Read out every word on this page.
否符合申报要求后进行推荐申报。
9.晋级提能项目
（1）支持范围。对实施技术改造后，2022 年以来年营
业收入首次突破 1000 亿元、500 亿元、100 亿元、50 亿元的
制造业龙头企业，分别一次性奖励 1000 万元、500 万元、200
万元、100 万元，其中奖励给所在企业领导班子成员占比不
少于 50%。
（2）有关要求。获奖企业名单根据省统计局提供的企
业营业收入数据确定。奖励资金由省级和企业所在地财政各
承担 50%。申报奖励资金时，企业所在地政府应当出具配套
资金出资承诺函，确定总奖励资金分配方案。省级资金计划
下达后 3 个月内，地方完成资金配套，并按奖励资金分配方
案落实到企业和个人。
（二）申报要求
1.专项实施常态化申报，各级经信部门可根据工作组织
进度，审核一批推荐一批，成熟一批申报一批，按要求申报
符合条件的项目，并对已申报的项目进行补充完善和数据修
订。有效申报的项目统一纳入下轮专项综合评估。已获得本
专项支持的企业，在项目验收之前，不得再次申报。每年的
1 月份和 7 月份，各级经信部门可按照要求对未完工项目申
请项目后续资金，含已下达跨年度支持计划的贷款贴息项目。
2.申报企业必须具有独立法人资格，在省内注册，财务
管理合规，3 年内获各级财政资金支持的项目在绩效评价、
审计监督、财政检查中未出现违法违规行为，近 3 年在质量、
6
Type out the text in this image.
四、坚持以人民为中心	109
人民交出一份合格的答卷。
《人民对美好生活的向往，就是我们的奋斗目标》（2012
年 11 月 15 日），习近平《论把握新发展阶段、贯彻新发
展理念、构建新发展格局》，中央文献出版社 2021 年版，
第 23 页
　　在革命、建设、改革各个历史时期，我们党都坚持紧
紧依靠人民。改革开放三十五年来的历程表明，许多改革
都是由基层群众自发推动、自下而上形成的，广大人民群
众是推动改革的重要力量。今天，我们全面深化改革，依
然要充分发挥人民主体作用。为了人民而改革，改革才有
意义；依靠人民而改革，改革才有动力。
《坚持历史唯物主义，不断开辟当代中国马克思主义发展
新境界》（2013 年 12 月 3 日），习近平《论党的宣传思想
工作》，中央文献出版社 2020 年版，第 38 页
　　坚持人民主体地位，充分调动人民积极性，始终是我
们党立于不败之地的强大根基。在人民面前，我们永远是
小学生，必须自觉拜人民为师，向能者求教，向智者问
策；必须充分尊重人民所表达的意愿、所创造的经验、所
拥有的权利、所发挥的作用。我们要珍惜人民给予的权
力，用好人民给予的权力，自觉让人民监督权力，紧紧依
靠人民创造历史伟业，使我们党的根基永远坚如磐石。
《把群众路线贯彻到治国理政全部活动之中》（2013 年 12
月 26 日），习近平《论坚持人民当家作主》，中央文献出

[EXERCISE GOAL] Leave out every line without the string "this" and copy the rest.

[TASK OUTPUT]
Read out every word on this page.
Type out the text in this image.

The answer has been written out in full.